## Problem
Extract, from the listing that follows, each line containing the word "seasons".

[START Exercise material]

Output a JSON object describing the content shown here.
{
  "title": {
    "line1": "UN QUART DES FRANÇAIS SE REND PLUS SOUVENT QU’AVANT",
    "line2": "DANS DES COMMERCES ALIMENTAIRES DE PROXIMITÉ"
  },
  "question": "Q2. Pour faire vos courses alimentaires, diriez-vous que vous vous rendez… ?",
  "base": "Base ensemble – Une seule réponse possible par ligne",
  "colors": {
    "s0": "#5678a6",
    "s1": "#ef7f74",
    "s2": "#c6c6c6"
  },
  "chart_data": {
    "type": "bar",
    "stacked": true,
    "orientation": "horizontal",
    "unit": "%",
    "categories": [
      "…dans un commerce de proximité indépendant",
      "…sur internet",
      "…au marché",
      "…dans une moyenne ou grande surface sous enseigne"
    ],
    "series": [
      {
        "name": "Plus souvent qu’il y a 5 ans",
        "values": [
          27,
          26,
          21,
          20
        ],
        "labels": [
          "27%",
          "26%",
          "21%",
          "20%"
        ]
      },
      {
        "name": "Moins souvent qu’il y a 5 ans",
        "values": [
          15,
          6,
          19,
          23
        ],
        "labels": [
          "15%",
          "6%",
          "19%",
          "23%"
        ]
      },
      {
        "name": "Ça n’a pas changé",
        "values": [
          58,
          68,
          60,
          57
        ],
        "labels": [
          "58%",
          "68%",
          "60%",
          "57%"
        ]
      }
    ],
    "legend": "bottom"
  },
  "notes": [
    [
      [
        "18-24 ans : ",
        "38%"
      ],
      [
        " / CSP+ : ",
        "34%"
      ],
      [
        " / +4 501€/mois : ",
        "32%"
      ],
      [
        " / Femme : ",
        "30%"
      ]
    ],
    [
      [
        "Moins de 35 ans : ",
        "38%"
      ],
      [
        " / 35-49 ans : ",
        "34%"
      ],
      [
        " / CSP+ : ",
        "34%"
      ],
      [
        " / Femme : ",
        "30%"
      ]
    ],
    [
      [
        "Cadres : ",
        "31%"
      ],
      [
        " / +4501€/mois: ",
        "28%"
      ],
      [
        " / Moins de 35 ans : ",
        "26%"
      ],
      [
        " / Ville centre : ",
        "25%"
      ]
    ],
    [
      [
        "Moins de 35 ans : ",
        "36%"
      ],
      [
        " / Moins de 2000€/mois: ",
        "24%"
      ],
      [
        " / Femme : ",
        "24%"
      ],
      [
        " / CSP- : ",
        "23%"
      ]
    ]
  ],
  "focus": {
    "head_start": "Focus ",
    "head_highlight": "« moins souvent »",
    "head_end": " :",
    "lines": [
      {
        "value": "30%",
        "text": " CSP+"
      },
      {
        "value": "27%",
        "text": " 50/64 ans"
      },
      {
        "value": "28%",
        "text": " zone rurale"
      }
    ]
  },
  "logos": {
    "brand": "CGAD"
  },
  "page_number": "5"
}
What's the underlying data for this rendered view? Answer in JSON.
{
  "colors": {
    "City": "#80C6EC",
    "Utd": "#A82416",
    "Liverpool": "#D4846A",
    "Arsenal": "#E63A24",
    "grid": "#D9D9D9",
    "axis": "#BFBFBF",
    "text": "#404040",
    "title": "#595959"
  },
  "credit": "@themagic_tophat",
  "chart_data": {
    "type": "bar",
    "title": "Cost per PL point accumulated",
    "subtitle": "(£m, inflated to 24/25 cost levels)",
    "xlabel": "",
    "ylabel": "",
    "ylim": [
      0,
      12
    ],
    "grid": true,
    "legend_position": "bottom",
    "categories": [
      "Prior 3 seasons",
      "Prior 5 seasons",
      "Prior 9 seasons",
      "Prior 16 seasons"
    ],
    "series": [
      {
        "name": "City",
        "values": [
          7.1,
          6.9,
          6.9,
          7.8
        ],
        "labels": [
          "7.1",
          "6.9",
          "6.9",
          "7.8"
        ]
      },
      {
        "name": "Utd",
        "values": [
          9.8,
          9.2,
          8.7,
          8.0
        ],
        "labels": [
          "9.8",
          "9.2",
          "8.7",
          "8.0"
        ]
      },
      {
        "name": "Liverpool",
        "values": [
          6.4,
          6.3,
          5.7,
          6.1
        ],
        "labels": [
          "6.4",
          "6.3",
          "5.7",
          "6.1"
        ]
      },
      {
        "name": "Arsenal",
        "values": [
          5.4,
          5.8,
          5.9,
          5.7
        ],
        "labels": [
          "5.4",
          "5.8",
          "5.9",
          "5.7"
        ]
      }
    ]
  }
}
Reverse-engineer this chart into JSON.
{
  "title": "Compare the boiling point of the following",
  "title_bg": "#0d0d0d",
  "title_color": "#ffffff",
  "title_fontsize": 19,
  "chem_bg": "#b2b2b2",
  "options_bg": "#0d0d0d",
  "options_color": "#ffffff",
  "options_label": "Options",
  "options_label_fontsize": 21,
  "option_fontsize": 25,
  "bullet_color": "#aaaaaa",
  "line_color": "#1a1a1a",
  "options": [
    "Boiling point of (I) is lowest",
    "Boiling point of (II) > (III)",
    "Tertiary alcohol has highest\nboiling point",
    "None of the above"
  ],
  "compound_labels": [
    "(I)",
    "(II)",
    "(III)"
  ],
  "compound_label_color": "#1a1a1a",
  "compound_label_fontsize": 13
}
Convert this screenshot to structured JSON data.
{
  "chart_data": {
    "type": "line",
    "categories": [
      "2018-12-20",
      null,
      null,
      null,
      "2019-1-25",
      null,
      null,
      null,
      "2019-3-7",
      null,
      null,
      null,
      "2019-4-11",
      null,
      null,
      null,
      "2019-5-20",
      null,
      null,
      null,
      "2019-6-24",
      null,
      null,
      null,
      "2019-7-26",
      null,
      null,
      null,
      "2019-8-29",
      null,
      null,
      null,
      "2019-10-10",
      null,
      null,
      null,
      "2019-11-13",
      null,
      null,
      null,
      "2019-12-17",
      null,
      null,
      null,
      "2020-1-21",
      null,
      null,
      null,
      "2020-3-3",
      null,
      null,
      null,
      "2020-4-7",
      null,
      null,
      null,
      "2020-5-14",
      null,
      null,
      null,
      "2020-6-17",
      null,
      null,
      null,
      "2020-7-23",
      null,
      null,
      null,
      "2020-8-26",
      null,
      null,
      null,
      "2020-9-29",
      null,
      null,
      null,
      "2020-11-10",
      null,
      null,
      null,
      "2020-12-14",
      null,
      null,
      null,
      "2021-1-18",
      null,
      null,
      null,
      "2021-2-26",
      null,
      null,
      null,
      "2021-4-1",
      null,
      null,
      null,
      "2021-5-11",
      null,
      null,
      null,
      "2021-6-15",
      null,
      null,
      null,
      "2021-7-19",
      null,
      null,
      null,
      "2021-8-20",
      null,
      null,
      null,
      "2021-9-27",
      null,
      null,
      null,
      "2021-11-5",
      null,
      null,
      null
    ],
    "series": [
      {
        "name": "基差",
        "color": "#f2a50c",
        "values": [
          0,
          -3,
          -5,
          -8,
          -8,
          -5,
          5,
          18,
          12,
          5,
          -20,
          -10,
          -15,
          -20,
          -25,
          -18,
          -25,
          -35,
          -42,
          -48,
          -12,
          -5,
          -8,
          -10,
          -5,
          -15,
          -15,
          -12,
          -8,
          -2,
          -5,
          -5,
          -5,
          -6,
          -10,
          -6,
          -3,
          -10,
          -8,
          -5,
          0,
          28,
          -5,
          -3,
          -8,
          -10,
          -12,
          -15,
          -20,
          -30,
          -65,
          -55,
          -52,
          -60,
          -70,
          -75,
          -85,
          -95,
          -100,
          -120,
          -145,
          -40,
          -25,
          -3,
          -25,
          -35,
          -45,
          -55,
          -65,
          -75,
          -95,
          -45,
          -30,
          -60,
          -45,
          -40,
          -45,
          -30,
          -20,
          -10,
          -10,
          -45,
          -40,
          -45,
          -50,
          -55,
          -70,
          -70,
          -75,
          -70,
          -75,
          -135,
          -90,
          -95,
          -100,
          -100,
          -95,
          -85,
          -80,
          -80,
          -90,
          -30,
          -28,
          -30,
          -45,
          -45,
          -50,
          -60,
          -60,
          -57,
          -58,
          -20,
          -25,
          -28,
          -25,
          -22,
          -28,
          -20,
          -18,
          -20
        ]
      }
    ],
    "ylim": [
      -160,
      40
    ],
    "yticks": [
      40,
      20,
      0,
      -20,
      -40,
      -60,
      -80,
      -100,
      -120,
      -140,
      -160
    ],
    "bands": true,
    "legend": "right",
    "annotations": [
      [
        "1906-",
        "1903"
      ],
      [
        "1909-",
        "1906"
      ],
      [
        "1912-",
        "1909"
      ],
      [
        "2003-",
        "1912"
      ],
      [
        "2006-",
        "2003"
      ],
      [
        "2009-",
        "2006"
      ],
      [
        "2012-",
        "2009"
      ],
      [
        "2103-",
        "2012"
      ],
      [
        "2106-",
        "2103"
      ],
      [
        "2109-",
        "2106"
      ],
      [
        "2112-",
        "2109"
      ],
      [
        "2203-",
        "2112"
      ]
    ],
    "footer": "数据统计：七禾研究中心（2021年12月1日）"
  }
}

[END Exercise material]

## Task response
      "Prior 3 seasons",
      "Prior 5 seasons",
      "Prior 9 seasons",
      "Prior 16 seasons"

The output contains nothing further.